▶ Aim of the exercise: Go through the data below and gather each line containing "nido".

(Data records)

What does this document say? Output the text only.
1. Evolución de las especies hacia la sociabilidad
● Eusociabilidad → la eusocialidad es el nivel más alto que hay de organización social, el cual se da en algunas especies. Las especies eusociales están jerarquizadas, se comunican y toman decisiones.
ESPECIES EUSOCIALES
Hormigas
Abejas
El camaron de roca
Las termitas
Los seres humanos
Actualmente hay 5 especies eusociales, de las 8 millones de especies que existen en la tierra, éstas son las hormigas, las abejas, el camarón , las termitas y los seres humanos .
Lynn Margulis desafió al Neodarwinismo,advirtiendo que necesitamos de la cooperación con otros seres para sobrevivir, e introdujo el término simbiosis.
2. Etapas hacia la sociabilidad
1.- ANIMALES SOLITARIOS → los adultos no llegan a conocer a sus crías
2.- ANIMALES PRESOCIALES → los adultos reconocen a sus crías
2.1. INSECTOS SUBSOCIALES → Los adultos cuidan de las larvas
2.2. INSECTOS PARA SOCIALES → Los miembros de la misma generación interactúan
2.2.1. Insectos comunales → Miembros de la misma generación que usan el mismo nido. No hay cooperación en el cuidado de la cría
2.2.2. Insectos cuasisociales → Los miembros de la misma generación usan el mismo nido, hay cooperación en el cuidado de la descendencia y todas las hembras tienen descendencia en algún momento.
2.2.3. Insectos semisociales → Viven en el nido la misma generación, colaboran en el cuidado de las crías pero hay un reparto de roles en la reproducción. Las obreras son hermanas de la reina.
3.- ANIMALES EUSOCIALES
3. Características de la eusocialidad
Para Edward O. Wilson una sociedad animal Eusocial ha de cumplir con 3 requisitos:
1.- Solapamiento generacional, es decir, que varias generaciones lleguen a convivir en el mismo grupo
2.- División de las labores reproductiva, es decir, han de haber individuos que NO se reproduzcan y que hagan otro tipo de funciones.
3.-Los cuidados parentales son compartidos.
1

▶ The response:
2.2.1. Insectos comunales → Miembros de la misma generación que usan el mismo nido. No hay cooperación en el cuidado de la cría
2.2.2. Insectos cuasisociales → Los miembros de la misma generación usan el mismo nido, hay cooperación en el cuidado de la descendencia y todas las hembras tienen descendencia en algún momento.
2.2.3. Insectos semisociales → Viven en el nido la misma generación, colaboran en el cuidado de las crías pero hay un reparto de roles en la reproducción. Las obreras son hermanas de la reina.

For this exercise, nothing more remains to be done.